Request: Extract each line containing the string "края".

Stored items
[BEGIN]

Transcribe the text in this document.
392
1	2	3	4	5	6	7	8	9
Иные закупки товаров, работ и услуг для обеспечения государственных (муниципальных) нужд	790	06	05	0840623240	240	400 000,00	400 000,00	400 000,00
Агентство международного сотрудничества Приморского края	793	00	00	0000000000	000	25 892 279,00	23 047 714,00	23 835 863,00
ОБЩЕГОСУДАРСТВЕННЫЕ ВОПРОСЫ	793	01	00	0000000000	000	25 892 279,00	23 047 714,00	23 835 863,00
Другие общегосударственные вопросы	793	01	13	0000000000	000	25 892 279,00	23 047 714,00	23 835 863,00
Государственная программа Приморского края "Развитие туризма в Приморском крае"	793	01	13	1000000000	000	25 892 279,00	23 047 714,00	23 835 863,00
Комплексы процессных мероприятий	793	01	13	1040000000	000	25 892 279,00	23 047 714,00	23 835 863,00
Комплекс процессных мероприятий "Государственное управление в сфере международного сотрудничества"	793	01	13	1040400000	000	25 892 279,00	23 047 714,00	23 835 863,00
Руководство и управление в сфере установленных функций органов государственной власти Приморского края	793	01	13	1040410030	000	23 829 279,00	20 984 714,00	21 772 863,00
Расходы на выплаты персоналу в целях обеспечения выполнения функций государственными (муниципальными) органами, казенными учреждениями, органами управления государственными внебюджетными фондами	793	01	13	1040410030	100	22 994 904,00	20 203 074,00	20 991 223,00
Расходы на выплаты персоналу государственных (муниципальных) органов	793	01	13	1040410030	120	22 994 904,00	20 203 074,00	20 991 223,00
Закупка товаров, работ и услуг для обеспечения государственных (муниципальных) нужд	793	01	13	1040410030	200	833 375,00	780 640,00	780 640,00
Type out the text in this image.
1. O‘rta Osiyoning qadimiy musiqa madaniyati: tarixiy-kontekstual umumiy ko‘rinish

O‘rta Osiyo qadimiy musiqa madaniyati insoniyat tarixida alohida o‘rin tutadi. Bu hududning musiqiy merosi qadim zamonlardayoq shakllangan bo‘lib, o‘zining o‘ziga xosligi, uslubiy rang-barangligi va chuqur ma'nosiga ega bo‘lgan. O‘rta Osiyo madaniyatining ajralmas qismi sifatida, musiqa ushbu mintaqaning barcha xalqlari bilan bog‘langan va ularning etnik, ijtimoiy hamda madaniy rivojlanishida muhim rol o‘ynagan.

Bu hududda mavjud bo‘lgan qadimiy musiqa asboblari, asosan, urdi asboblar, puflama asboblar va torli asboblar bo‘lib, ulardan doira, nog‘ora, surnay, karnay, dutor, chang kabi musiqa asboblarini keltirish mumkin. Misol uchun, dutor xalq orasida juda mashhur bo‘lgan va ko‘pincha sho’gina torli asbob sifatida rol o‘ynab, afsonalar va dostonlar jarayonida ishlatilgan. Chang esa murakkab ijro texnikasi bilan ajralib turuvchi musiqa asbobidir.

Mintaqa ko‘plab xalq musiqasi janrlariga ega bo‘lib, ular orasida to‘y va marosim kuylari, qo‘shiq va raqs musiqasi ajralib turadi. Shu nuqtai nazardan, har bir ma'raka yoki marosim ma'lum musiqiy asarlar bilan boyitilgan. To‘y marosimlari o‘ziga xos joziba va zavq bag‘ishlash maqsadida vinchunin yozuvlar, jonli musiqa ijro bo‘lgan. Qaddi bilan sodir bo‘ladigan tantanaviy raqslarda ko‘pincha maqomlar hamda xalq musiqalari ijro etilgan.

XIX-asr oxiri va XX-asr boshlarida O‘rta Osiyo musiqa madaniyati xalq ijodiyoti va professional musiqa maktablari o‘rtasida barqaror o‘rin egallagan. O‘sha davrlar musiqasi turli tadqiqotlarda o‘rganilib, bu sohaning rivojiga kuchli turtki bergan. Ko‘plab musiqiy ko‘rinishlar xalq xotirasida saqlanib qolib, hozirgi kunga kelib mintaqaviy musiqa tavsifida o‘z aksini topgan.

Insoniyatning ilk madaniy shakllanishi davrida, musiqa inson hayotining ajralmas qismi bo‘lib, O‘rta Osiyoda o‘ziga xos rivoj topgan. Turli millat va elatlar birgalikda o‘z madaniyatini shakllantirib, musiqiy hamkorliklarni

[END]

Task answer:
Агентство международного сотрудничества Приморского края	793	00	00	0000000000	000	25 892 279,00	23 047 714,00	23 835 863,00
Государственная программа Приморского края "Развитие туризма в Приморском крае"	793	01	13	1000000000	000	25 892 279,00	23 047 714,00	23 835 863,00
Руководство и управление в сфере установленных функций органов государственной власти Приморского края	793	01	13	1040410030	000	23 829 279,00	20 984 714,00	21 772 863,00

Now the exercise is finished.